>>>
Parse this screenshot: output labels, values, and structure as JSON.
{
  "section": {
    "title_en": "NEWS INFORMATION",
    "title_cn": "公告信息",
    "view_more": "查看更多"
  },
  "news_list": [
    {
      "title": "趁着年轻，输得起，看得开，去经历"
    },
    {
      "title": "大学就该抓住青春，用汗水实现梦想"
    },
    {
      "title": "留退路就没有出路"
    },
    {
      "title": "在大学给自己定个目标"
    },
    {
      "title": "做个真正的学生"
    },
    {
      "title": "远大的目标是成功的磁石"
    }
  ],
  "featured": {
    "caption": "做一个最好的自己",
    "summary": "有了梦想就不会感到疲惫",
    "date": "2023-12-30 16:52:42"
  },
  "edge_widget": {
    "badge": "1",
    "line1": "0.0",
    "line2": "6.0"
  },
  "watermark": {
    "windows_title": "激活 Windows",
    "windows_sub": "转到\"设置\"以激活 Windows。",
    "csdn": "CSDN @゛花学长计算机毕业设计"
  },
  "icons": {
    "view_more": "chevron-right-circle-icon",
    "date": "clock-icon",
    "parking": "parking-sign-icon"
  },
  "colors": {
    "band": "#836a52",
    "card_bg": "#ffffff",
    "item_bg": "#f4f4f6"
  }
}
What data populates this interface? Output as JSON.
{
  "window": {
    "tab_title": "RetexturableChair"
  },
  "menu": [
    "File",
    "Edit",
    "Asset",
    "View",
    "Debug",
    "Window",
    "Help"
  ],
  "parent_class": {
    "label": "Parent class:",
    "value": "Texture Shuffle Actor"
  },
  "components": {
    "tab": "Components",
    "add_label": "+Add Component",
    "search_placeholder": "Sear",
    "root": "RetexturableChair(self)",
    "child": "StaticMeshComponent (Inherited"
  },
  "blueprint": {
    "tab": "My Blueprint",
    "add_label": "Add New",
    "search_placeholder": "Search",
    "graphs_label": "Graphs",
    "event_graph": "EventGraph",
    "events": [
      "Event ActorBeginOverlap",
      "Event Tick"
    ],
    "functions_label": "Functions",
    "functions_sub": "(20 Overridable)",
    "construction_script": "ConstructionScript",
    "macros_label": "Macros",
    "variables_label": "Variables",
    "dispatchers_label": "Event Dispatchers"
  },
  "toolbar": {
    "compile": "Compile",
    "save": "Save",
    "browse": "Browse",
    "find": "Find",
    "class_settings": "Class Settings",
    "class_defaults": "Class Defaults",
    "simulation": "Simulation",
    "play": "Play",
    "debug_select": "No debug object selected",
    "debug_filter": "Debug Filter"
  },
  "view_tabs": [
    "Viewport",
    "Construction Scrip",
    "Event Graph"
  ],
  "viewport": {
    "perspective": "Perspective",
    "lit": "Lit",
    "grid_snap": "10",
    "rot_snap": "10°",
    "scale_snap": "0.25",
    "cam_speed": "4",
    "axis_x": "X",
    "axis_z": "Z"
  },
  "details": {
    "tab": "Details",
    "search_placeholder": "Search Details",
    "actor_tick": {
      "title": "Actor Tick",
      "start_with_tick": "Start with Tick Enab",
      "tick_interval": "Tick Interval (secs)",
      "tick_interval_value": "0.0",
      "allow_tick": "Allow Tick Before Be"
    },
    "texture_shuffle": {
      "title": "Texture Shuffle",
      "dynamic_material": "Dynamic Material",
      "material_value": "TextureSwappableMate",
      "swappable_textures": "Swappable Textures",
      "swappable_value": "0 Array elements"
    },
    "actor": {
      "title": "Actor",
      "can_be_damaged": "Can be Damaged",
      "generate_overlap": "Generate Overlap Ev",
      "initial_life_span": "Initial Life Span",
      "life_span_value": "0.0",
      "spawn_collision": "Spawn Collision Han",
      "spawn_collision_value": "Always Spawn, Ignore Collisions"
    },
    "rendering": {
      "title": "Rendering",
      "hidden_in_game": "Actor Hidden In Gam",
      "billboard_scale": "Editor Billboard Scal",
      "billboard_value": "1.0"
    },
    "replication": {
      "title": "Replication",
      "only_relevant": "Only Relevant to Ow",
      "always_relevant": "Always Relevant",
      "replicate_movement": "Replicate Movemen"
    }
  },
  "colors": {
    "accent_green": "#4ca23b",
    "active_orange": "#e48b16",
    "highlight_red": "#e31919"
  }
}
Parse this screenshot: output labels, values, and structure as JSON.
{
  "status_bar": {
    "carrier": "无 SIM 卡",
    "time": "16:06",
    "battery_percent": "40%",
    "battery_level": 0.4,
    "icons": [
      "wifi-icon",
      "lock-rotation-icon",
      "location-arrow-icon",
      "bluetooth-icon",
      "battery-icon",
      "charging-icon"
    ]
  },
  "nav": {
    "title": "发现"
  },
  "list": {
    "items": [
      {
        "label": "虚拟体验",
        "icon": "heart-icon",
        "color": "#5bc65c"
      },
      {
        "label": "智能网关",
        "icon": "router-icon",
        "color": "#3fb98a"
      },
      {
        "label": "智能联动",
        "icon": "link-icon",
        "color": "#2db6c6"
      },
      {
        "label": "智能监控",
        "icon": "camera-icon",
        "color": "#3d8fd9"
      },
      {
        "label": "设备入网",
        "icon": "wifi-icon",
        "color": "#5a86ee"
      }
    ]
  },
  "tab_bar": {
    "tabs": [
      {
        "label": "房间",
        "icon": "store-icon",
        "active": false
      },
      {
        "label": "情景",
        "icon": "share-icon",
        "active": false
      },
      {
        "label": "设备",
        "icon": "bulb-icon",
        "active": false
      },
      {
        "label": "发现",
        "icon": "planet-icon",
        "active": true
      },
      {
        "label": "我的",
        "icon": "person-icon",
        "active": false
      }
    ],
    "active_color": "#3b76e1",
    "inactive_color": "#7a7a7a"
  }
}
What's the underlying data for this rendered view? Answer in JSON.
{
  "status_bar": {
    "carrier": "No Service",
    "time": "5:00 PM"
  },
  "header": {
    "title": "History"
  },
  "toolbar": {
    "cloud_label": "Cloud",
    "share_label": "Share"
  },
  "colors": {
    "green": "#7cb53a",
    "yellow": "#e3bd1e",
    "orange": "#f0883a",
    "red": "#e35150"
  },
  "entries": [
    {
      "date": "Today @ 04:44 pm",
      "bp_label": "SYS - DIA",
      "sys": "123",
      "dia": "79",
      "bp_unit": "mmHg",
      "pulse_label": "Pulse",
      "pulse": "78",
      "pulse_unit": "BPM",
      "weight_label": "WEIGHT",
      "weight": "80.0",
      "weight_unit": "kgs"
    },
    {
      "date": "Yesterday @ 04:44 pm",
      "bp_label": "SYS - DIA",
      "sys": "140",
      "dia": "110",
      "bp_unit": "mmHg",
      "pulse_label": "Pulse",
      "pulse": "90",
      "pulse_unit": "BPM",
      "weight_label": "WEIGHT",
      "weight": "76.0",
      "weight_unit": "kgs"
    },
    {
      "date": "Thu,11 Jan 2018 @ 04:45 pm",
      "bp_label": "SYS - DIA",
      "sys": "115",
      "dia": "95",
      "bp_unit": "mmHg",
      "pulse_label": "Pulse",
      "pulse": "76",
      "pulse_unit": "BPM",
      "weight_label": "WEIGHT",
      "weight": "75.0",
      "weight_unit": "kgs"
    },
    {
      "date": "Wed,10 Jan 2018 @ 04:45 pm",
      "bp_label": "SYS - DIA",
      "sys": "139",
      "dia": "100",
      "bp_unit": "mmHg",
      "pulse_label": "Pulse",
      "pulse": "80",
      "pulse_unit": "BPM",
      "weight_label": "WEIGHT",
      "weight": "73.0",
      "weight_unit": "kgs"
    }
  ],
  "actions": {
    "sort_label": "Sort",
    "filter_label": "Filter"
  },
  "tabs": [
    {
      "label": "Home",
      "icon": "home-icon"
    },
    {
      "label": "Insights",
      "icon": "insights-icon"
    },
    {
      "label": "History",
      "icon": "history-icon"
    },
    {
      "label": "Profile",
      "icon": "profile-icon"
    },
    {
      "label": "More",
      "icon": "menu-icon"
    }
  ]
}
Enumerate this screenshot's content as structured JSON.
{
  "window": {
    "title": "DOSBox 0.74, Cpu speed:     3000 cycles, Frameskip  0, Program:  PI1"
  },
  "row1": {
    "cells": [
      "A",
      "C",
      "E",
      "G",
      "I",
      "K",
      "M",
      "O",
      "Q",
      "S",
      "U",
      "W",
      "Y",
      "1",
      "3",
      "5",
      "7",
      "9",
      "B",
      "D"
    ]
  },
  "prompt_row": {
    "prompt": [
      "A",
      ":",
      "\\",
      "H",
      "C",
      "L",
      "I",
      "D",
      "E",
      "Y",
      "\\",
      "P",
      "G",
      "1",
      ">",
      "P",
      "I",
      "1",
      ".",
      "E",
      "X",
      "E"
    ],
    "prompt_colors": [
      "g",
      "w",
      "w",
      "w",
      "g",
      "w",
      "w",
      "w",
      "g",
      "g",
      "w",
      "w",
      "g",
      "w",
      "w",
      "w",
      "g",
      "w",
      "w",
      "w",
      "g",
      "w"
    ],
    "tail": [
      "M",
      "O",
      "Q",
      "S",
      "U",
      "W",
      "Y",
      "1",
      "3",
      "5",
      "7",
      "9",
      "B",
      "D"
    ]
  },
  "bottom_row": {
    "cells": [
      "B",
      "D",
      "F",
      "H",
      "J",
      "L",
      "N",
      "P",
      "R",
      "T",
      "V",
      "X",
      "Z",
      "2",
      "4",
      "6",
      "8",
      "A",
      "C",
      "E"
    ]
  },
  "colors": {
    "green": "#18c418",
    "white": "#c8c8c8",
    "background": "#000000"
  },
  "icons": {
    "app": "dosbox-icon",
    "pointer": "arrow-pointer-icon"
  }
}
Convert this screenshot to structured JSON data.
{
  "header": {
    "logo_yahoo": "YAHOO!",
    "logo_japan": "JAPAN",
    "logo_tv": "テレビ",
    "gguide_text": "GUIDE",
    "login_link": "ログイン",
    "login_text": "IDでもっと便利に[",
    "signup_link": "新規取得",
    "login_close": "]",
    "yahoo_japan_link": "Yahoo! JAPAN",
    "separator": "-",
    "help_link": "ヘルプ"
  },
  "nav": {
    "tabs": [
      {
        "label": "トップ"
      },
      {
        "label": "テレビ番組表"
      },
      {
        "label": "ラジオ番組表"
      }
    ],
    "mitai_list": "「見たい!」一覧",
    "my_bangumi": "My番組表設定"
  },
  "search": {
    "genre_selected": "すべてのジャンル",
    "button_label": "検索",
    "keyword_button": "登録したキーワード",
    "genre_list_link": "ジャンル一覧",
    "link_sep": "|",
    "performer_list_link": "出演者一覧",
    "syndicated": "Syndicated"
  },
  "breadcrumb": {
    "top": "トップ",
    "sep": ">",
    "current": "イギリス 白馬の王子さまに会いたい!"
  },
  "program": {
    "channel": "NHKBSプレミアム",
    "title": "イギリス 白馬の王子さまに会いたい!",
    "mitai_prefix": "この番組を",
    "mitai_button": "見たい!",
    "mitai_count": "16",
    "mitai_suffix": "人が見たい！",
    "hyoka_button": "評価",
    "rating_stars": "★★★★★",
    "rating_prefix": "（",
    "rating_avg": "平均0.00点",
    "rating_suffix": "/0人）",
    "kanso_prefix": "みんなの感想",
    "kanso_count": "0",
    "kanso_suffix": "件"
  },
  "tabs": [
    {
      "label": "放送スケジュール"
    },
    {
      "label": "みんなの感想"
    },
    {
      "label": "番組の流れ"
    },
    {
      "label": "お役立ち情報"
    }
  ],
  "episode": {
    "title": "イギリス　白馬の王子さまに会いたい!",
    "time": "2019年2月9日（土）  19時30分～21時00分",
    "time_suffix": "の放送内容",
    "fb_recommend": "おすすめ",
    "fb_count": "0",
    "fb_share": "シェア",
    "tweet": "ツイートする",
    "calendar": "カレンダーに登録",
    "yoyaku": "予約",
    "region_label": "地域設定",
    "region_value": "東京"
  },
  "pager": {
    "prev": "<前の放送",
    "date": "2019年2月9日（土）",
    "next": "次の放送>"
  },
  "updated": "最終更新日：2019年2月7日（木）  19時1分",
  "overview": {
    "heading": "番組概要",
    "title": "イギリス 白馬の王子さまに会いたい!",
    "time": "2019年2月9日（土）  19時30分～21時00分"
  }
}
<<<
* **WHAT YOU NEED TO DO**
Search the data above for the string "Filter" and return every line that has it.

* **THE COMPLETED TASK**
    "debug_filter": "Debug Filter"
    "filter_label": "Filter"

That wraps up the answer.